:: Stated exercise ::
Set down every entry word for word. Omit the pictures.

:: Source records ::
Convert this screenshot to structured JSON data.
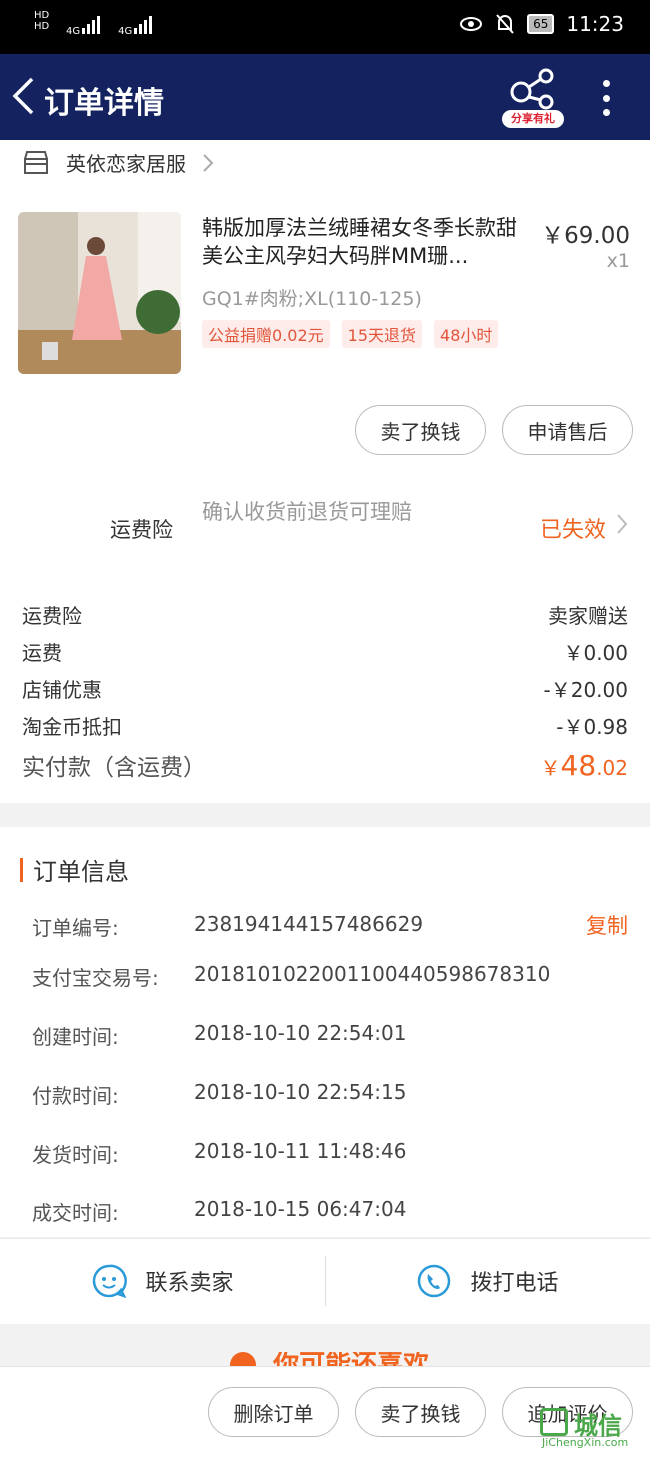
{
  "status_bar": {
    "network1": "4G",
    "network2": "4G",
    "hd1": "HD",
    "hd2": "HD",
    "battery": "65",
    "time": "11:23"
  },
  "nav": {
    "title": "订单详情",
    "share_label": "分享有礼"
  },
  "shop": {
    "name": "英依恋家居服"
  },
  "product": {
    "name": "韩版加厚法兰绒睡裙女冬季长款甜美公主风孕妇大码胖MM珊...",
    "price": "￥69.00",
    "quantity": "x1",
    "sku": "GQ1#肉粉;XL(110-125)",
    "tags": [
      "公益捐赠0.02元",
      "15天退货",
      "48小时"
    ]
  },
  "item_actions": {
    "sell": "卖了换钱",
    "after_sale": "申请售后"
  },
  "insurance": {
    "label": "运费险",
    "desc": "确认收货前退货可理赔",
    "status": "已失效"
  },
  "fees": [
    {
      "label": "运费险",
      "value": "卖家赠送"
    },
    {
      "label": "运费",
      "value": "￥0.00"
    },
    {
      "label": "店铺优惠",
      "value": "-￥20.00"
    },
    {
      "label": "淘金币抵扣",
      "value": "-￥0.98"
    }
  ],
  "total": {
    "label": "实付款（含运费）",
    "currency": "￥",
    "integer": "48",
    "decimal": ".02"
  },
  "order_info": {
    "title": "订单信息",
    "copy_label": "复制",
    "rows": [
      {
        "label": "订单编号:",
        "value": "238194144157486629"
      },
      {
        "label": "支付宝交易号:",
        "value": "2018101022001100440598678310"
      },
      {
        "label": "创建时间:",
        "value": "2018-10-10 22:54:01"
      },
      {
        "label": "付款时间:",
        "value": "2018-10-10 22:54:15"
      },
      {
        "label": "发货时间:",
        "value": "2018-10-11 11:48:46"
      },
      {
        "label": "成交时间:",
        "value": "2018-10-15 06:47:04"
      }
    ]
  },
  "contact": {
    "seller": "联系卖家",
    "call": "拨打电话"
  },
  "recommend": {
    "partial_title": "你可能还喜欢"
  },
  "footer": {
    "delete": "删除订单",
    "sell": "卖了换钱",
    "review": "追加评价"
  },
  "watermark": {
    "text": "城信",
    "url": "JiChengXin.com"
  },
  "colors": {
    "nav_bg": "#14235f",
    "accent": "#f06420",
    "icon_blue": "#2a9ad8"
  }
}
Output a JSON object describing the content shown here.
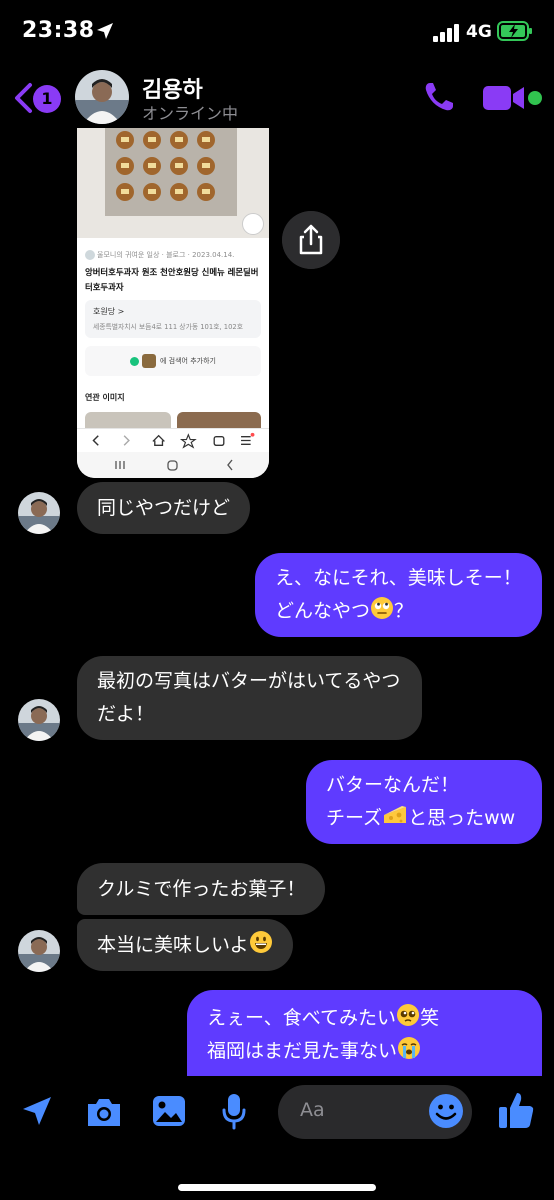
{
  "status": {
    "time": "23:38",
    "network": "4G"
  },
  "header": {
    "unread_count": "1",
    "name": "김용하",
    "presence": "オンライン中"
  },
  "shared_image": {
    "meta": "울모니의 귀여운 일상 · 블로그 · 2023.04.14.",
    "title": "앙버터호두과자 원조 천안호원당 신메뉴 레몬딜버터호두과자",
    "place_name": "호원당 >",
    "place_address": "세종특별자치시 보듬4로 111 상가동 101호, 102호",
    "add_keyword": "에 검색어 추가하기",
    "related": "연관 이미지"
  },
  "messages": [
    {
      "id": "m1",
      "side": "in",
      "text": "同じやつだけど"
    },
    {
      "id": "m2",
      "side": "out",
      "lines": [
        "え、なにそれ、美味しそー！",
        "どんなやつ",
        "？"
      ]
    },
    {
      "id": "m3",
      "side": "in",
      "lines": [
        "最初の写真はバターがはいてるやつ",
        "だよ！"
      ]
    },
    {
      "id": "m4",
      "side": "out",
      "lines": [
        "バターなんだ！",
        "チーズ",
        "と思ったww"
      ]
    },
    {
      "id": "m5",
      "side": "in",
      "text": "クルミで作ったお菓子！"
    },
    {
      "id": "m6",
      "side": "in",
      "text": "本当に美味しいよ"
    },
    {
      "id": "m7",
      "side": "out",
      "lines": [
        "えぇー、食べてみたい",
        "笑",
        "福岡はまだ見た事ない"
      ]
    }
  ],
  "composer": {
    "placeholder": "Aa"
  },
  "colors": {
    "accent": "#8a3bf5",
    "outgoing": "#5f3bff",
    "incoming": "#303030",
    "composer_icon": "#4a8cff"
  },
  "icons": [
    "location-arrow-icon",
    "signal-icon",
    "battery-charging-icon",
    "back-chevron-icon",
    "phone-icon",
    "video-camera-icon",
    "share-icon",
    "send-location-icon",
    "camera-icon",
    "gallery-icon",
    "microphone-icon",
    "emoji-icon",
    "thumbs-up-icon"
  ]
}
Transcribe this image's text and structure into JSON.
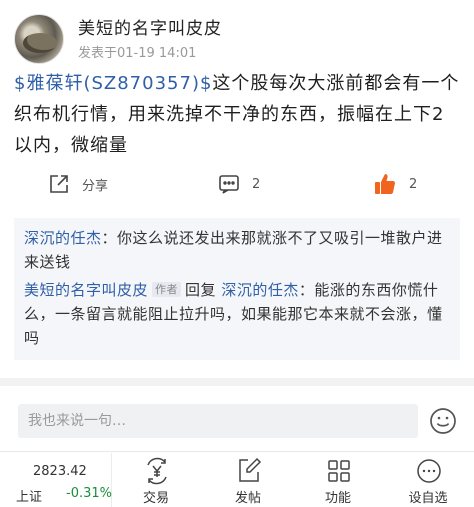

:: Exercise solution ::
Convert this screenshot to structured JSON data.
{
  "status_bar": {
    "network1": "4G",
    "network2": "4G",
    "hd1": "HD",
    "hd2": "HD",
    "battery": "65",
    "time": "11:23"
  },
  "nav": {
    "title": "订单详情",
    "share_label": "分享有礼"
  },
  "shop": {
    "name": "英依恋家居服"
  },
  "product": {
    "name": "韩版加厚法兰绒睡裙女冬季长款甜美公主风孕妇大码胖MM珊...",
    "price": "￥69.00",
    "quantity": "x1",
    "sku": "GQ1#肉粉;XL(110-125)",
    "tags": [
      "公益捐赠0.02元",
      "15天退货",
      "48小时"
    ]
  },
  "item_actions": {
    "sell": "卖了换钱",
    "after_sale": "申请售后"
  },
  "insurance": {
    "label": "运费险",
    "desc": "确认收货前退货可理赔",
    "status": "已失效"
  },
  "fees": [
    {
      "label": "运费险",
      "value": "卖家赠送"
    },
    {
      "label": "运费",
      "value": "￥0.00"
    },
    {
      "label": "店铺优惠",
      "value": "-￥20.00"
    },
    {
      "label": "淘金币抵扣",
      "value": "-￥0.98"
    }
  ],
  "total": {
    "label": "实付款（含运费）",
    "currency": "￥",
    "integer": "48",
    "decimal": ".02"
  },
  "order_info": {
    "title": "订单信息",
    "copy_label": "复制",
    "rows": [
      {
        "label": "订单编号:",
        "value": "238194144157486629"
      },
      {
        "label": "支付宝交易号:",
        "value": "2018101022001100440598678310"
      },
      {
        "label": "创建时间:",
        "value": "2018-10-10 22:54:01"
      },
      {
        "label": "付款时间:",
        "value": "2018-10-10 22:54:15"
      },
      {
        "label": "发货时间:",
        "value": "2018-10-11 11:48:46"
      },
      {
        "label": "成交时间:",
        "value": "2018-10-15 06:47:04"
      }
    ]
  },
  "contact": {
    "seller": "联系卖家",
    "call": "拨打电话"
  },
  "recommend": {
    "partial_title": "你可能还喜欢"
  },
  "footer": {
    "delete": "删除订单",
    "sell": "卖了换钱",
    "review": "追加评价"
  },
  "watermark": {
    "text": "城信",
    "url": "JiChengXin.com"
  },
  "colors": {
    "nav_bg": "#14235f",
    "accent": "#f06420",
    "icon_blue": "#2a9ad8"
  }
}
Output a JSON object describing the content shown here.
{
  "status": {
    "time": "23:38",
    "network": "4G"
  },
  "header": {
    "unread_count": "1",
    "name": "김용하",
    "presence": "オンライン中"
  },
  "shared_image": {
    "meta": "울모니의 귀여운 일상 · 블로그 · 2023.04.14.",
    "title": "앙버터호두과자 원조 천안호원당 신메뉴 레몬딜버터호두과자",
    "place_name": "호원당 >",
    "place_address": "세종특별자치시 보듬4로 111 상가동 101호, 102호",
    "add_keyword": "에 검색어 추가하기",
    "related": "연관 이미지"
  },
  "messages": [
    {
      "id": "m1",
      "side": "in",
      "text": "同じやつだけど"
    },
    {
      "id": "m2",
      "side": "out",
      "lines": [
        "え、なにそれ、美味しそー！",
        "どんなやつ",
        "？"
      ]
    },
    {
      "id": "m3",
      "side": "in",
      "lines": [
        "最初の写真はバターがはいてるやつ",
        "だよ！"
      ]
    },
    {
      "id": "m4",
      "side": "out",
      "lines": [
        "バターなんだ！",
        "チーズ",
        "と思ったww"
      ]
    },
    {
      "id": "m5",
      "side": "in",
      "text": "クルミで作ったお菓子！"
    },
    {
      "id": "m6",
      "side": "in",
      "text": "本当に美味しいよ"
    },
    {
      "id": "m7",
      "side": "out",
      "lines": [
        "えぇー、食べてみたい",
        "笑",
        "福岡はまだ見た事ない"
      ]
    }
  ],
  "composer": {
    "placeholder": "Aa"
  },
  "colors": {
    "accent": "#8a3bf5",
    "outgoing": "#5f3bff",
    "incoming": "#303030",
    "composer_icon": "#4a8cff"
  },
  "icons": [
    "location-arrow-icon",
    "signal-icon",
    "battery-charging-icon",
    "back-chevron-icon",
    "phone-icon",
    "video-camera-icon",
    "share-icon",
    "send-location-icon",
    "camera-icon",
    "gallery-icon",
    "microphone-icon",
    "emoji-icon",
    "thumbs-up-icon"
  ]
}
Transcribe this image's text and structure into JSON.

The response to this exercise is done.